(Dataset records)

# # # # # # #

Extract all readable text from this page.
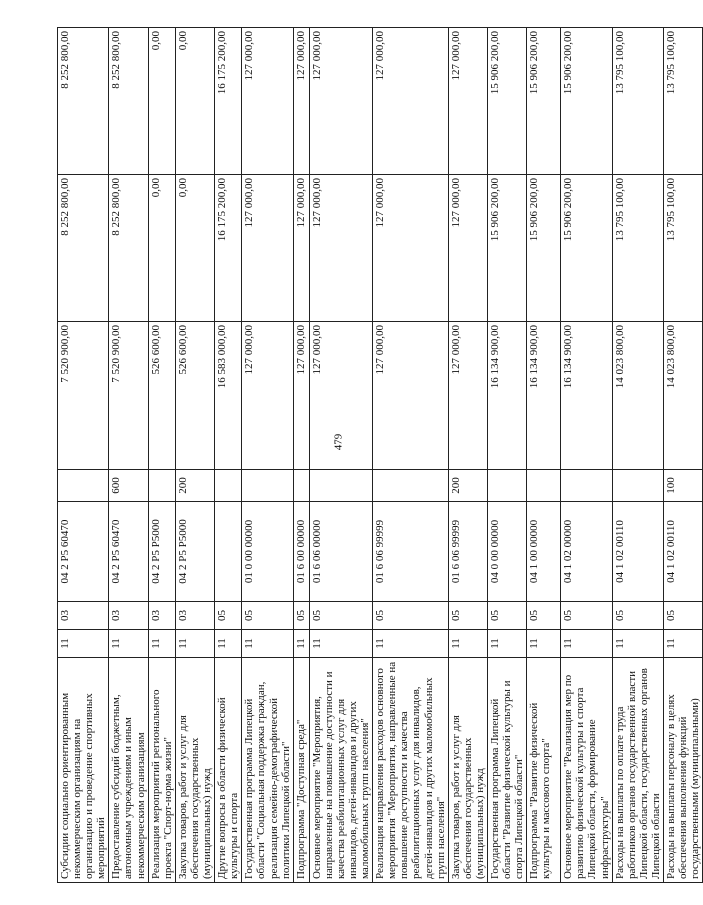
479
Субсидии социально ориентированным некоммерческим организациям на организацию и проведение спортивных мероприятий	11	03	04 2 P5 60470		7 520 900,00	8 252 800,00	8 252 800,00
Предоставление субсидий бюджетным, автономным учреждениям и иным некоммерческим организациям	11	03	04 2 P5 60470	600	7 520 900,00	8 252 800,00	8 252 800,00
Реализация мероприятий регионального проекта "Спорт-норма жизни"	11	03	04 2 P5 P5000		526 600,00	0,00	0,00
Закупка товаров, работ и услуг для обеспечения государственных (муниципальных) нужд	11	03	04 2 P5 P5000	200	526 600,00	0,00	0,00
Другие вопросы в области физической культуры и спорта	11	05			16 583 000,00	16 175 200,00	16 175 200,00
Государственная программа Липецкой области "Социальная поддержка граждан, реализация семейно-демографической политики Липецкой области"	11	05	01 0 00 00000		127 000,00	127 000,00	127 000,00
Подпрограмма "Доступная среда"	11	05	01 6 00 00000		127 000,00	127 000,00	127 000,00
Основное мероприятие "Мероприятия, направленные на повышение доступности и качества реабилитационных услуг для инвалидов, детей-инвалидов и других маломобильных групп населения"	11	05	01 6 06 00000		127 000,00	127 000,00	127 000,00
Реализация направления расходов основного мероприятия "Мероприятия, направленные на повышение доступности и качества реабилитационных услуг для инвалидов, детей-инвалидов и других маломобильных групп населения"	11	05	01 6 06 99999		127 000,00	127 000,00	127 000,00
Закупка товаров, работ и услуг для обеспечения государственных (муниципальных) нужд	11	05	01 6 06 99999	200	127 000,00	127 000,00	127 000,00
Государственная программа Липецкой области "Развитие физической культуры и спорта Липецкой области"	11	05	04 0 00 00000		16 134 900,00	15 906 200,00	15 906 200,00
Подпрограмма "Развитие физической культуры и массового спорта"	11	05	04 1 00 00000		16 134 900,00	15 906 200,00	15 906 200,00
Основное мероприятие "Реализация мер по развитию физической культуры и спорта Липецкой области, формирование инфраструктуры"	11	05	04 1 02 00000		16 134 900,00	15 906 200,00	15 906 200,00
Расходы на выплаты по оплате труда работников органов государственной власти Липецкой области, государственных органов Липецкой области	11	05	04 1 02 00110		14 023 800,00	13 795 100,00	13 795 100,00
Расходы на выплаты персоналу в целях обеспечения выполнения функций государственными (муниципальными)	11	05	04 1 02 00110	100	14 023 800,00	13 795 100,00	13 795 100,00
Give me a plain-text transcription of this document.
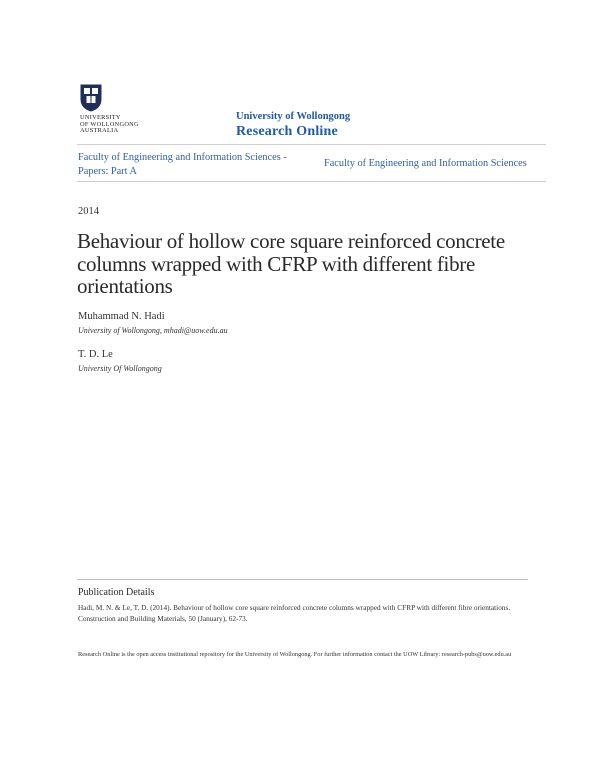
UNIVERSITY
OF WOLLONGONG
AUSTRALIA
University of Wollongong
Research Online
Faculty of Engineering and Information Sciences -
Papers: Part A
Faculty of Engineering and Information Sciences
2014
Behaviour of hollow core square reinforced concrete columns wrapped with CFRP with different fibre orientations
Muhammad N. Hadi
University of Wollongong, mhadi@uow.edu.au
T. D. Le
University Of Wollongong
Publication Details
Hadi, M. N. & Le, T. D. (2014). Behaviour of hollow core square reinforced concrete columns wrapped with CFRP with different fibre orientations. Construction and Building Materials, 50 (January), 62-73.
Research Online is the open access institutional repository for the University of Wollongong. For further information contact the UOW Library: research-pubs@uow.edu.au
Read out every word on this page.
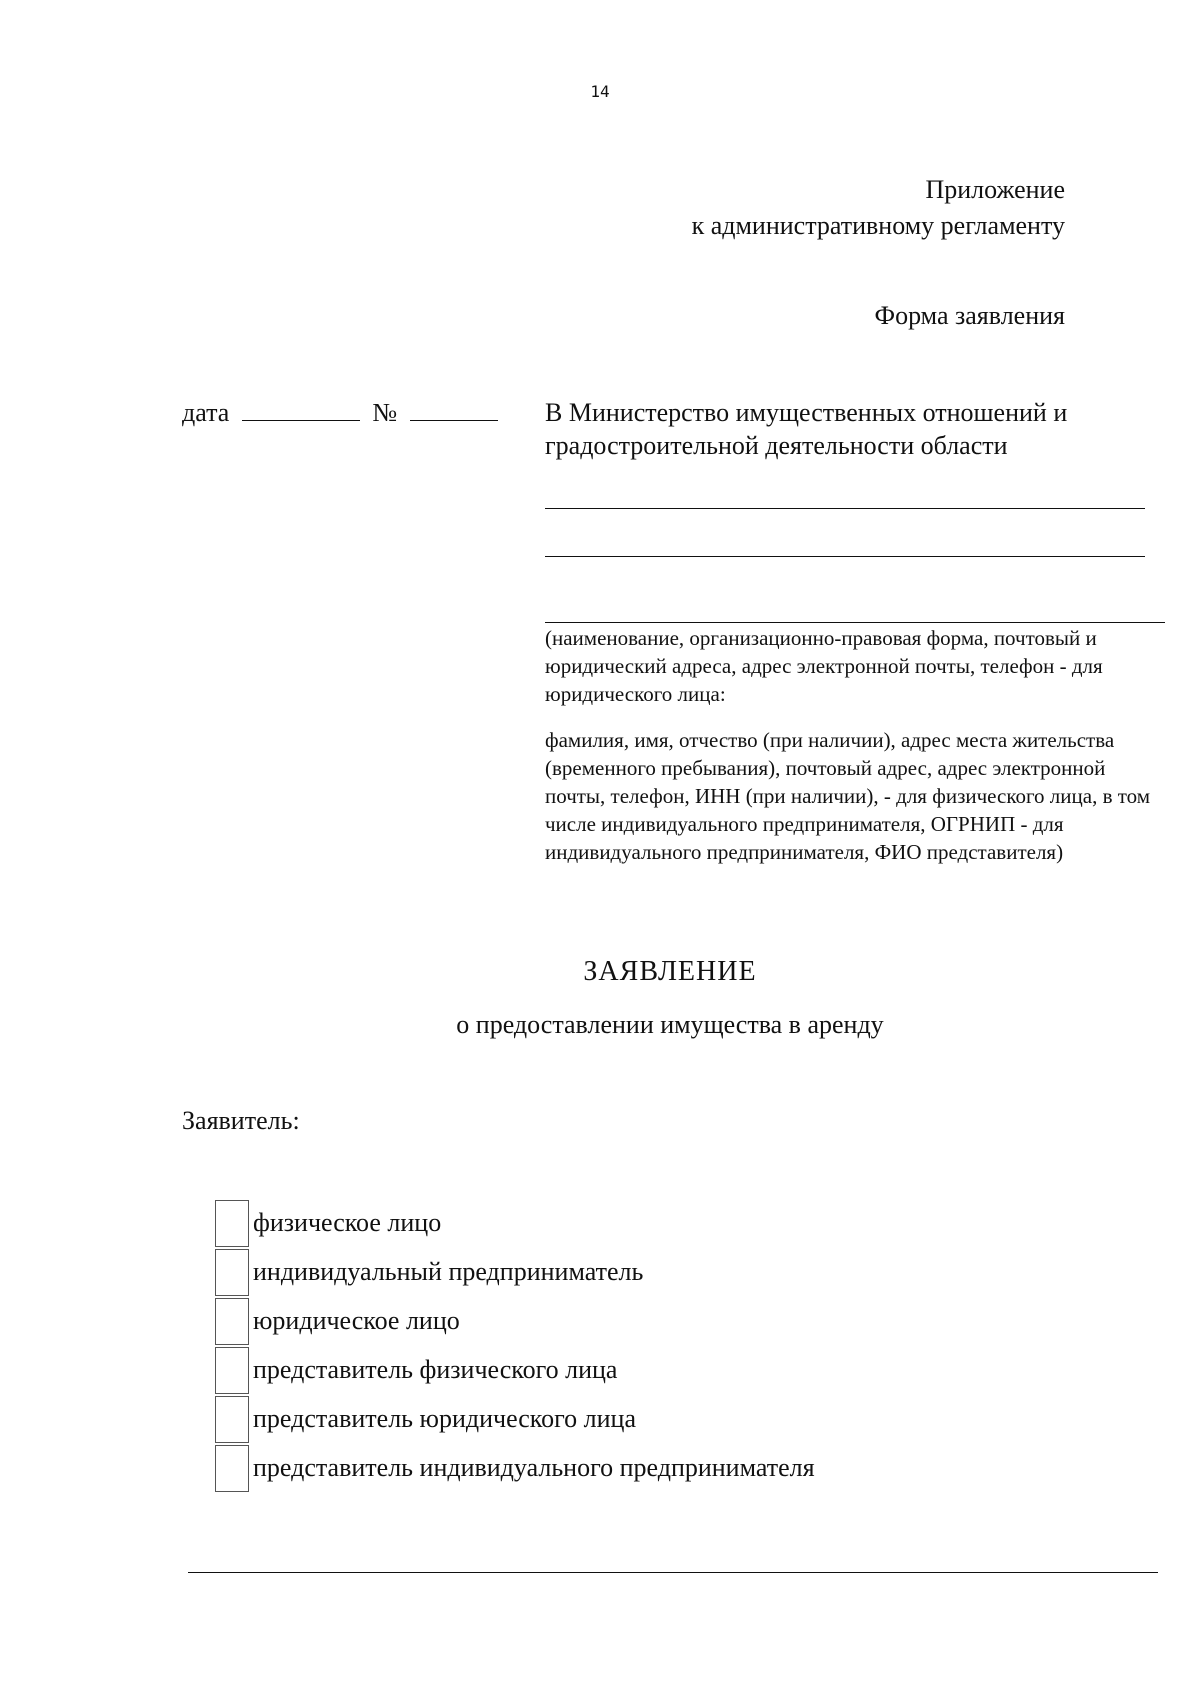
14
Приложение
к административному регламенту
Форма заявления
дата	№	В Министерство имущественных отношений и градостроительной деятельности области
(наименование, организационно-правовая форма, почтовый и юридический адреса, адрес электронной почты, телефон - для юридического лица:
фамилия, имя, отчество (при наличии), адрес места жительства (временного пребывания), почтовый адрес, адрес электронной почты, телефон, ИНН (при наличии), - для физического лица, в том числе индивидуального предпринимателя, ОГРНИП - для индивидуального предпринимателя, ФИО представителя)
ЗАЯВЛЕНИЕ
о предоставлении имущества в аренду
Заявитель:
физическое лицо
индивидуальный предприниматель
юридическое лицо
представитель физического лица
представитель юридического лица
представитель индивидуального предпринимателя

# # # # # # #

Task requirements: Retype every entry verbatim and exclude the pictures from the copy.

Reply to the exercise:
Extract all readable text from this page.
479
Субсидии социально ориентированным некоммерческим организациям на организацию и проведение спортивных мероприятий	11	03	04 2 P5 60470		7 520 900,00	8 252 800,00	8 252 800,00
Предоставление субсидий бюджетным, автономным учреждениям и иным некоммерческим организациям	11	03	04 2 P5 60470	600	7 520 900,00	8 252 800,00	8 252 800,00
Реализация мероприятий регионального проекта "Спорт-норма жизни"	11	03	04 2 P5 P5000		526 600,00	0,00	0,00
Закупка товаров, работ и услуг для обеспечения государственных (муниципальных) нужд	11	03	04 2 P5 P5000	200	526 600,00	0,00	0,00
Другие вопросы в области физической культуры и спорта	11	05			16 583 000,00	16 175 200,00	16 175 200,00
Государственная программа Липецкой области "Социальная поддержка граждан, реализация семейно-демографической политики Липецкой области"	11	05	01 0 00 00000		127 000,00	127 000,00	127 000,00
Подпрограмма "Доступная среда"	11	05	01 6 00 00000		127 000,00	127 000,00	127 000,00
Основное мероприятие "Мероприятия, направленные на повышение доступности и качества реабилитационных услуг для инвалидов, детей-инвалидов и других маломобильных групп населения"	11	05	01 6 06 00000		127 000,00	127 000,00	127 000,00
Реализация направления расходов основного мероприятия "Мероприятия, направленные на повышение доступности и качества реабилитационных услуг для инвалидов, детей-инвалидов и других маломобильных групп населения"	11	05	01 6 06 99999		127 000,00	127 000,00	127 000,00
Закупка товаров, работ и услуг для обеспечения государственных (муниципальных) нужд	11	05	01 6 06 99999	200	127 000,00	127 000,00	127 000,00
Государственная программа Липецкой области "Развитие физической культуры и спорта Липецкой области"	11	05	04 0 00 00000		16 134 900,00	15 906 200,00	15 906 200,00
Подпрограмма "Развитие физической культуры и массового спорта"	11	05	04 1 00 00000		16 134 900,00	15 906 200,00	15 906 200,00
Основное мероприятие "Реализация мер по развитию физической культуры и спорта Липецкой области, формирование инфраструктуры"	11	05	04 1 02 00000		16 134 900,00	15 906 200,00	15 906 200,00
Расходы на выплаты по оплате труда работников органов государственной власти Липецкой области, государственных органов Липецкой области	11	05	04 1 02 00110		14 023 800,00	13 795 100,00	13 795 100,00
Расходы на выплаты персоналу в целях обеспечения выполнения функций государственными (муниципальными)	11	05	04 1 02 00110	100	14 023 800,00	13 795 100,00	13 795 100,00
Give me a plain-text transcription of this document.
UNIVERSITY
OF WOLLONGONG
AUSTRALIA
University of Wollongong
Research Online
Faculty of Engineering and Information Sciences -
Papers: Part A
Faculty of Engineering and Information Sciences
2014
Behaviour of hollow core square reinforced concrete columns wrapped with CFRP with different fibre orientations
Muhammad N. Hadi
University of Wollongong, mhadi@uow.edu.au
T. D. Le
University Of Wollongong
Publication Details
Hadi, M. N. & Le, T. D. (2014). Behaviour of hollow core square reinforced concrete columns wrapped with CFRP with different fibre orientations. Construction and Building Materials, 50 (January), 62-73.
Research Online is the open access institutional repository for the University of Wollongong. For further information contact the UOW Library: research-pubs@uow.edu.au
Read out every word on this page.
14
Приложение
к административному регламенту
Форма заявления
дата	№	В Министерство имущественных отношений и градостроительной деятельности области
(наименование, организационно-правовая форма, почтовый и юридический адреса, адрес электронной почты, телефон - для юридического лица:
фамилия, имя, отчество (при наличии), адрес места жительства (временного пребывания), почтовый адрес, адрес электронной почты, телефон, ИНН (при наличии), - для физического лица, в том числе индивидуального предпринимателя, ОГРНИП - для индивидуального предпринимателя, ФИО представителя)
ЗАЯВЛЕНИЕ
о предоставлении имущества в аренду
Заявитель:
физическое лицо
индивидуальный предприниматель
юридическое лицо
представитель физического лица
представитель юридического лица
представитель индивидуального предпринимателя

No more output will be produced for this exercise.